BEGIN DATA TO PROCESS

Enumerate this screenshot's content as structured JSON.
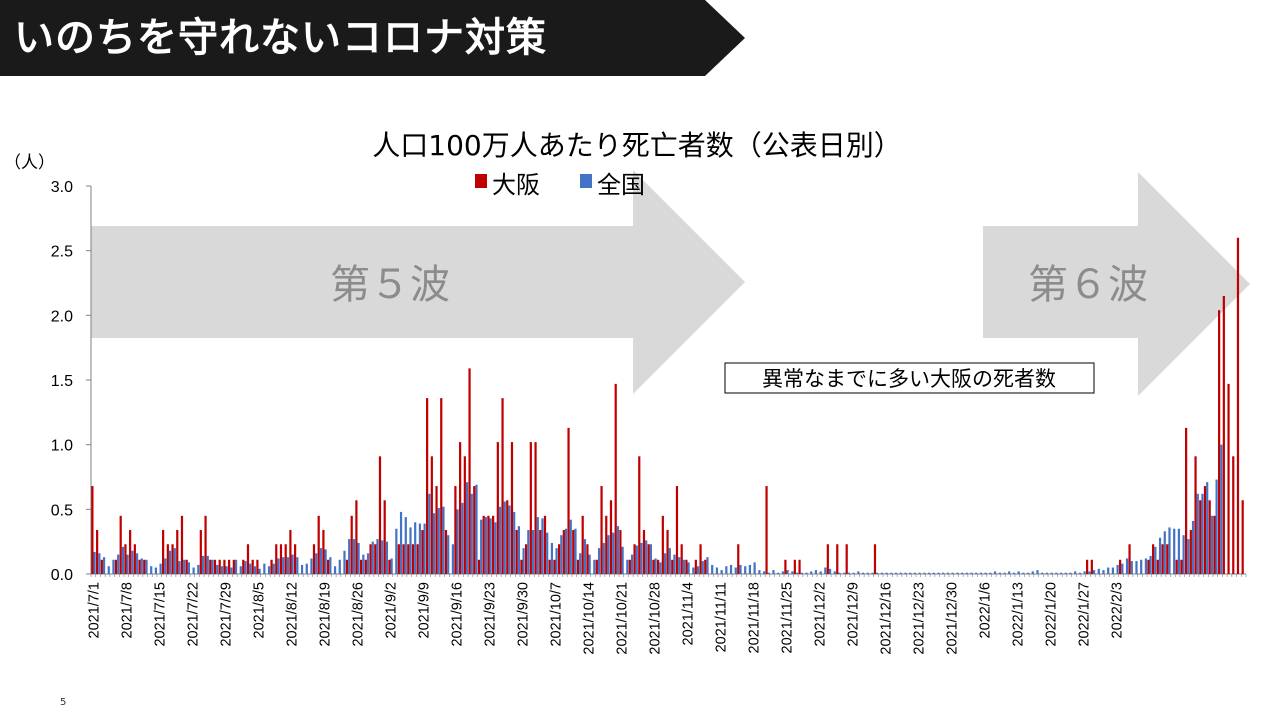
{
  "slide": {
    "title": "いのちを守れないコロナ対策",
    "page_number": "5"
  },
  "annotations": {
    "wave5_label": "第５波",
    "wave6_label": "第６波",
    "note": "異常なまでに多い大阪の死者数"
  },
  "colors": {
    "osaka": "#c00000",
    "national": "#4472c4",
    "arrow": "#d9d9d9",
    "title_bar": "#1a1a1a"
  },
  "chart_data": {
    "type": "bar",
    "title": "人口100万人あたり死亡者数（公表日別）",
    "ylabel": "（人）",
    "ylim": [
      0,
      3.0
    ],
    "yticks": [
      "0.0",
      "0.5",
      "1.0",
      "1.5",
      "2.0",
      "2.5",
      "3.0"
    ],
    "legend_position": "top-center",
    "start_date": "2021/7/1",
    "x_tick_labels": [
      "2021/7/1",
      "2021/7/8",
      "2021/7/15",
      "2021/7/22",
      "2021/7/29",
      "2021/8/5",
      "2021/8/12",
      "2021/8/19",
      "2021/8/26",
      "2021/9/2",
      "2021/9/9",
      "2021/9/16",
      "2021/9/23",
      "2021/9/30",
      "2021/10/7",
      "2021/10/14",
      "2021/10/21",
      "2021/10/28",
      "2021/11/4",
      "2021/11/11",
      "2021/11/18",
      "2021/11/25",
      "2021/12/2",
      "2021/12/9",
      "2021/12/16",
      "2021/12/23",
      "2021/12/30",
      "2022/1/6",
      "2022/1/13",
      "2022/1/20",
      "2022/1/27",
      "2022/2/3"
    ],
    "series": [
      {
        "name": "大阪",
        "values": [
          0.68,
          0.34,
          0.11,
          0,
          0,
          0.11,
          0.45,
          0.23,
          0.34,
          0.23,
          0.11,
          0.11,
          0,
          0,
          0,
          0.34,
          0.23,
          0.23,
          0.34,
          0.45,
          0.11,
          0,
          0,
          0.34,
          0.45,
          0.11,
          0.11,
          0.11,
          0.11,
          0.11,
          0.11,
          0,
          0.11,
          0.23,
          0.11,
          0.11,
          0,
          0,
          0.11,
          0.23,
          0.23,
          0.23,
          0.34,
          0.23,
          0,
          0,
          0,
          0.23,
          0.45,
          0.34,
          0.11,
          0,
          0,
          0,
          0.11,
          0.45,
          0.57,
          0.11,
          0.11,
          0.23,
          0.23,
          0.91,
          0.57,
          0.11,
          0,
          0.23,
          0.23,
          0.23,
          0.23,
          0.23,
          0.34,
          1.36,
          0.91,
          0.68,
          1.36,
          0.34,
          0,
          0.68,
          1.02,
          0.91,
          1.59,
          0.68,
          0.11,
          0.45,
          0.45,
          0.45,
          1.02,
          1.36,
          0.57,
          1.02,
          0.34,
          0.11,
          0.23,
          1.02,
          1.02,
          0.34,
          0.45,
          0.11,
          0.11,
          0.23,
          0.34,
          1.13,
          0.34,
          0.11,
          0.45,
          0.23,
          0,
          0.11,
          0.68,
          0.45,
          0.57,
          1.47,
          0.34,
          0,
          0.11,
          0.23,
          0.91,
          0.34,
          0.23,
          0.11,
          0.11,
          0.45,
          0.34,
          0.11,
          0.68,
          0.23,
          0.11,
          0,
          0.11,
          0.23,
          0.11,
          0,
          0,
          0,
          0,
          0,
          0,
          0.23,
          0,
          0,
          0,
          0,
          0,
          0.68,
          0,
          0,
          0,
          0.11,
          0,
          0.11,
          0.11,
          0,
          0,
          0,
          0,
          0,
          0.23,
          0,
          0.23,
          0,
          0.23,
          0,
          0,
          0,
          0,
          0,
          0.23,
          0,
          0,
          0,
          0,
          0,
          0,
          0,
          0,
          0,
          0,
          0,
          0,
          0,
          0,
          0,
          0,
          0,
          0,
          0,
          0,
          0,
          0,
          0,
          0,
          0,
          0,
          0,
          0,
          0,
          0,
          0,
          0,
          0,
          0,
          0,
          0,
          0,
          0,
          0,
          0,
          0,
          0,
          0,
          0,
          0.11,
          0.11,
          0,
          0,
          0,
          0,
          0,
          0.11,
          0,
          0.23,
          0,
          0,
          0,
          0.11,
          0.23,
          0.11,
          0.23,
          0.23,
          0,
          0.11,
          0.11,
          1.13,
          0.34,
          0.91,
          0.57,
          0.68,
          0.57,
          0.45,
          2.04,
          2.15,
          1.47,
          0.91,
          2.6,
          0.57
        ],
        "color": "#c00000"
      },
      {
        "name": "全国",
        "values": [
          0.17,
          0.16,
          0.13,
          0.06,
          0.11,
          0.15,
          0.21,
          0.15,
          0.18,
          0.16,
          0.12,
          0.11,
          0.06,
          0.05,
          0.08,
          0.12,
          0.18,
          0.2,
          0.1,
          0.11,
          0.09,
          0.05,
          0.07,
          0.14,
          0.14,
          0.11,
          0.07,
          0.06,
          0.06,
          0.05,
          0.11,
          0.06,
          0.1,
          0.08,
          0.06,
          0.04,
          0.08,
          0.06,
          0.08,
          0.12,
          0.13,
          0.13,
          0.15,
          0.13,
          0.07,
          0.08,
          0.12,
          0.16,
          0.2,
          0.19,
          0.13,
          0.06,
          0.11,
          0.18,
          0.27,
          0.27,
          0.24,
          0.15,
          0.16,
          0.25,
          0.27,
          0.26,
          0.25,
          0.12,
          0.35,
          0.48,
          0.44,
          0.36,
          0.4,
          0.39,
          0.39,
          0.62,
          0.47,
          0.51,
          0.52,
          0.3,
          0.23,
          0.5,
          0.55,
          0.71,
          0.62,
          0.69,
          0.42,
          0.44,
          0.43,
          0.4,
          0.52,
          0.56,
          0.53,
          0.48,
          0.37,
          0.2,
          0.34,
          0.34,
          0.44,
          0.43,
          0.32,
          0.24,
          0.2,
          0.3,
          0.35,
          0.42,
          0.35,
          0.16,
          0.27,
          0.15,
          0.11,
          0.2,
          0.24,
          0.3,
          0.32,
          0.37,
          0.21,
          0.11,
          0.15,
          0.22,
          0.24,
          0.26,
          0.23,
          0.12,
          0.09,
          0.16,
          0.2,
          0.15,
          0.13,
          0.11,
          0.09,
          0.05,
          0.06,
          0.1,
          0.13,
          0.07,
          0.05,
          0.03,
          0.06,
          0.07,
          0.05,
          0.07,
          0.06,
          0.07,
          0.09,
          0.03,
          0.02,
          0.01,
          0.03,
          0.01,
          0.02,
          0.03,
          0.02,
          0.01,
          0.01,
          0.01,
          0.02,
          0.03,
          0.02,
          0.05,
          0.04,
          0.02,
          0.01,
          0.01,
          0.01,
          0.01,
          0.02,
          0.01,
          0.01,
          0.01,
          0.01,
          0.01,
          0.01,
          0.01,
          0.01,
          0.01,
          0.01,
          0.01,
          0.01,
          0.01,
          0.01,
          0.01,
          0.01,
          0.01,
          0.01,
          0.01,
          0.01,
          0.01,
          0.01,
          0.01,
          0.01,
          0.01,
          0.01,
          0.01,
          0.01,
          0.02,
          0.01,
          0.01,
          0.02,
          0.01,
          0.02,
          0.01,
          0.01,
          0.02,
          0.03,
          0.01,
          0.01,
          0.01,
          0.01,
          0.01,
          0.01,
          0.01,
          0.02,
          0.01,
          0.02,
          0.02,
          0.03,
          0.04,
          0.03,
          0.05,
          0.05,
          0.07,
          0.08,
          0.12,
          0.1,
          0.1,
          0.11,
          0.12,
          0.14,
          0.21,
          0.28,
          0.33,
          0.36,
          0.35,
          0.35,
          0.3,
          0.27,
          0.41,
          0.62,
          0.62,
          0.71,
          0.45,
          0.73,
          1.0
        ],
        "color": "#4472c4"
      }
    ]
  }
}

END DATA TO PROCESS

Print the listing above in full, exactly as written. Omit any pictures.

* FINAL RESULT:
Enumerate this screenshot's content as structured JSON.
{
  "slide": {
    "title": "いのちを守れないコロナ対策",
    "page_number": "5"
  },
  "annotations": {
    "wave5_label": "第５波",
    "wave6_label": "第６波",
    "note": "異常なまでに多い大阪の死者数"
  },
  "colors": {
    "osaka": "#c00000",
    "national": "#4472c4",
    "arrow": "#d9d9d9",
    "title_bar": "#1a1a1a"
  },
  "chart_data": {
    "type": "bar",
    "title": "人口100万人あたり死亡者数（公表日別）",
    "ylabel": "（人）",
    "ylim": [
      0,
      3.0
    ],
    "yticks": [
      "0.0",
      "0.5",
      "1.0",
      "1.5",
      "2.0",
      "2.5",
      "3.0"
    ],
    "legend_position": "top-center",
    "start_date": "2021/7/1",
    "x_tick_labels": [
      "2021/7/1",
      "2021/7/8",
      "2021/7/15",
      "2021/7/22",
      "2021/7/29",
      "2021/8/5",
      "2021/8/12",
      "2021/8/19",
      "2021/8/26",
      "2021/9/2",
      "2021/9/9",
      "2021/9/16",
      "2021/9/23",
      "2021/9/30",
      "2021/10/7",
      "2021/10/14",
      "2021/10/21",
      "2021/10/28",
      "2021/11/4",
      "2021/11/11",
      "2021/11/18",
      "2021/11/25",
      "2021/12/2",
      "2021/12/9",
      "2021/12/16",
      "2021/12/23",
      "2021/12/30",
      "2022/1/6",
      "2022/1/13",
      "2022/1/20",
      "2022/1/27",
      "2022/2/3"
    ],
    "series": [
      {
        "name": "大阪",
        "values": [
          0.68,
          0.34,
          0.11,
          0,
          0,
          0.11,
          0.45,
          0.23,
          0.34,
          0.23,
          0.11,
          0.11,
          0,
          0,
          0,
          0.34,
          0.23,
          0.23,
          0.34,
          0.45,
          0.11,
          0,
          0,
          0.34,
          0.45,
          0.11,
          0.11,
          0.11,
          0.11,
          0.11,
          0.11,
          0,
          0.11,
          0.23,
          0.11,
          0.11,
          0,
          0,
          0.11,
          0.23,
          0.23,
          0.23,
          0.34,
          0.23,
          0,
          0,
          0,
          0.23,
          0.45,
          0.34,
          0.11,
          0,
          0,
          0,
          0.11,
          0.45,
          0.57,
          0.11,
          0.11,
          0.23,
          0.23,
          0.91,
          0.57,
          0.11,
          0,
          0.23,
          0.23,
          0.23,
          0.23,
          0.23,
          0.34,
          1.36,
          0.91,
          0.68,
          1.36,
          0.34,
          0,
          0.68,
          1.02,
          0.91,
          1.59,
          0.68,
          0.11,
          0.45,
          0.45,
          0.45,
          1.02,
          1.36,
          0.57,
          1.02,
          0.34,
          0.11,
          0.23,
          1.02,
          1.02,
          0.34,
          0.45,
          0.11,
          0.11,
          0.23,
          0.34,
          1.13,
          0.34,
          0.11,
          0.45,
          0.23,
          0,
          0.11,
          0.68,
          0.45,
          0.57,
          1.47,
          0.34,
          0,
          0.11,
          0.23,
          0.91,
          0.34,
          0.23,
          0.11,
          0.11,
          0.45,
          0.34,
          0.11,
          0.68,
          0.23,
          0.11,
          0,
          0.11,
          0.23,
          0.11,
          0,
          0,
          0,
          0,
          0,
          0,
          0.23,
          0,
          0,
          0,
          0,
          0,
          0.68,
          0,
          0,
          0,
          0.11,
          0,
          0.11,
          0.11,
          0,
          0,
          0,
          0,
          0,
          0.23,
          0,
          0.23,
          0,
          0.23,
          0,
          0,
          0,
          0,
          0,
          0.23,
          0,
          0,
          0,
          0,
          0,
          0,
          0,
          0,
          0,
          0,
          0,
          0,
          0,
          0,
          0,
          0,
          0,
          0,
          0,
          0,
          0,
          0,
          0,
          0,
          0,
          0,
          0,
          0,
          0,
          0,
          0,
          0,
          0,
          0,
          0,
          0,
          0,
          0,
          0,
          0,
          0,
          0,
          0,
          0,
          0.11,
          0.11,
          0,
          0,
          0,
          0,
          0,
          0.11,
          0,
          0.23,
          0,
          0,
          0,
          0.11,
          0.23,
          0.11,
          0.23,
          0.23,
          0,
          0.11,
          0.11,
          1.13,
          0.34,
          0.91,
          0.57,
          0.68,
          0.57,
          0.45,
          2.04,
          2.15,
          1.47,
          0.91,
          2.6,
          0.57
        ],
        "color": "#c00000"
      },
      {
        "name": "全国",
        "values": [
          0.17,
          0.16,
          0.13,
          0.06,
          0.11,
          0.15,
          0.21,
          0.15,
          0.18,
          0.16,
          0.12,
          0.11,
          0.06,
          0.05,
          0.08,
          0.12,
          0.18,
          0.2,
          0.1,
          0.11,
          0.09,
          0.05,
          0.07,
          0.14,
          0.14,
          0.11,
          0.07,
          0.06,
          0.06,
          0.05,
          0.11,
          0.06,
          0.1,
          0.08,
          0.06,
          0.04,
          0.08,
          0.06,
          0.08,
          0.12,
          0.13,
          0.13,
          0.15,
          0.13,
          0.07,
          0.08,
          0.12,
          0.16,
          0.2,
          0.19,
          0.13,
          0.06,
          0.11,
          0.18,
          0.27,
          0.27,
          0.24,
          0.15,
          0.16,
          0.25,
          0.27,
          0.26,
          0.25,
          0.12,
          0.35,
          0.48,
          0.44,
          0.36,
          0.4,
          0.39,
          0.39,
          0.62,
          0.47,
          0.51,
          0.52,
          0.3,
          0.23,
          0.5,
          0.55,
          0.71,
          0.62,
          0.69,
          0.42,
          0.44,
          0.43,
          0.4,
          0.52,
          0.56,
          0.53,
          0.48,
          0.37,
          0.2,
          0.34,
          0.34,
          0.44,
          0.43,
          0.32,
          0.24,
          0.2,
          0.3,
          0.35,
          0.42,
          0.35,
          0.16,
          0.27,
          0.15,
          0.11,
          0.2,
          0.24,
          0.3,
          0.32,
          0.37,
          0.21,
          0.11,
          0.15,
          0.22,
          0.24,
          0.26,
          0.23,
          0.12,
          0.09,
          0.16,
          0.2,
          0.15,
          0.13,
          0.11,
          0.09,
          0.05,
          0.06,
          0.1,
          0.13,
          0.07,
          0.05,
          0.03,
          0.06,
          0.07,
          0.05,
          0.07,
          0.06,
          0.07,
          0.09,
          0.03,
          0.02,
          0.01,
          0.03,
          0.01,
          0.02,
          0.03,
          0.02,
          0.01,
          0.01,
          0.01,
          0.02,
          0.03,
          0.02,
          0.05,
          0.04,
          0.02,
          0.01,
          0.01,
          0.01,
          0.01,
          0.02,
          0.01,
          0.01,
          0.01,
          0.01,
          0.01,
          0.01,
          0.01,
          0.01,
          0.01,
          0.01,
          0.01,
          0.01,
          0.01,
          0.01,
          0.01,
          0.01,
          0.01,
          0.01,
          0.01,
          0.01,
          0.01,
          0.01,
          0.01,
          0.01,
          0.01,
          0.01,
          0.01,
          0.01,
          0.02,
          0.01,
          0.01,
          0.02,
          0.01,
          0.02,
          0.01,
          0.01,
          0.02,
          0.03,
          0.01,
          0.01,
          0.01,
          0.01,
          0.01,
          0.01,
          0.01,
          0.02,
          0.01,
          0.02,
          0.02,
          0.03,
          0.04,
          0.03,
          0.05,
          0.05,
          0.07,
          0.08,
          0.12,
          0.1,
          0.1,
          0.11,
          0.12,
          0.14,
          0.21,
          0.28,
          0.33,
          0.36,
          0.35,
          0.35,
          0.3,
          0.27,
          0.41,
          0.62,
          0.62,
          0.71,
          0.45,
          0.73,
          1.0
        ],
        "color": "#4472c4"
      }
    ]
  }
}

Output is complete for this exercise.